## SHORT PROBLEM:
Repeat each record exactly as written, and drop any images.

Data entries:
======

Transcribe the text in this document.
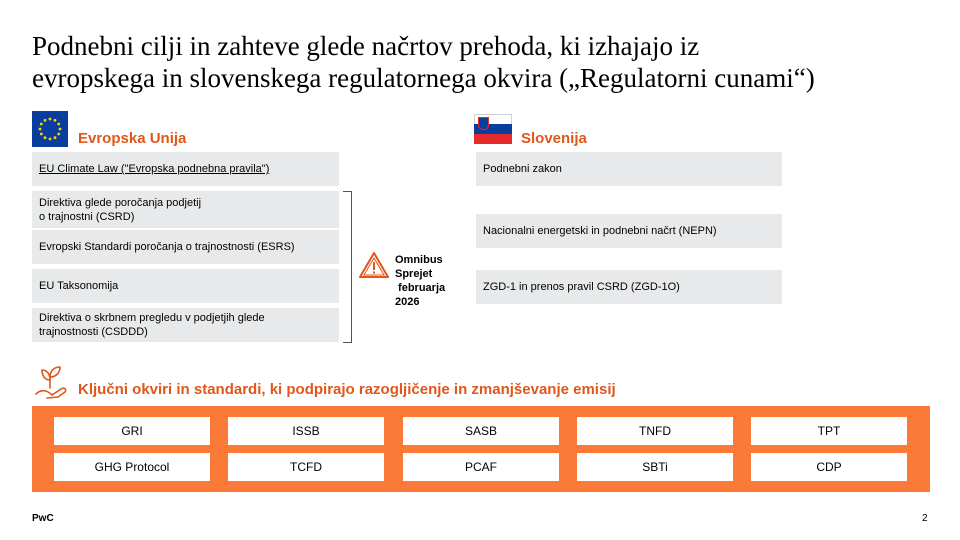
Podnebni cilji in zahteve glede načrtov prehoda, ki izhajajo iz
evropskega in slovenskega regulatornega okvira („Regulatorni cunami“)
Evropska Unija
EU Climate Law ("Evropska podnebna pravila")
Direktiva glede poročanja podjetij
o trajnostni (CSRD)
Evropski Standardi poročanja o trajnostnosti (ESRS)
EU Taksonomija
Direktiva o skrbnem pregledu v podjetjih glede
trajnostnosti (CSDDD)
Omnibus
Sprejet
februarja
2026
Slovenija
Podnebni zakon
Nacionalni energetski in podnebni načrt (NEPN)
ZGD-1 in prenos pravil CSRD (ZGD-1O)
Ključni okviri in standardi, ki podpirajo razogljičenje in zmanjševanje emisij
GRI	ISSB	SASB	TNFD	TPT
GHG Protocol	TCFD	PCAF	SBTi	CDP
PwC	2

======

## SOLUTION TO THIS EXERCISE:
Transcribe the text in this document.
Podnebni cilji in zahteve glede načrtov prehoda, ki izhajajo iz
evropskega in slovenskega regulatornega okvira („Regulatorni cunami“)
Evropska Unija
EU Climate Law ("Evropska podnebna pravila")
Direktiva glede poročanja podjetij
o trajnostni (CSRD)
Evropski Standardi poročanja o trajnostnosti (ESRS)
EU Taksonomija
Direktiva o skrbnem pregledu v podjetjih glede
trajnostnosti (CSDDD)
Omnibus
Sprejet
februarja
2026
Slovenija
Podnebni zakon
Nacionalni energetski in podnebni načrt (NEPN)
ZGD-1 in prenos pravil CSRD (ZGD-1O)
Ključni okviri in standardi, ki podpirajo razogljičenje in zmanjševanje emisij
GRI	ISSB	SASB	TNFD	TPT
GHG Protocol	TCFD	PCAF	SBTi	CDP
PwC	2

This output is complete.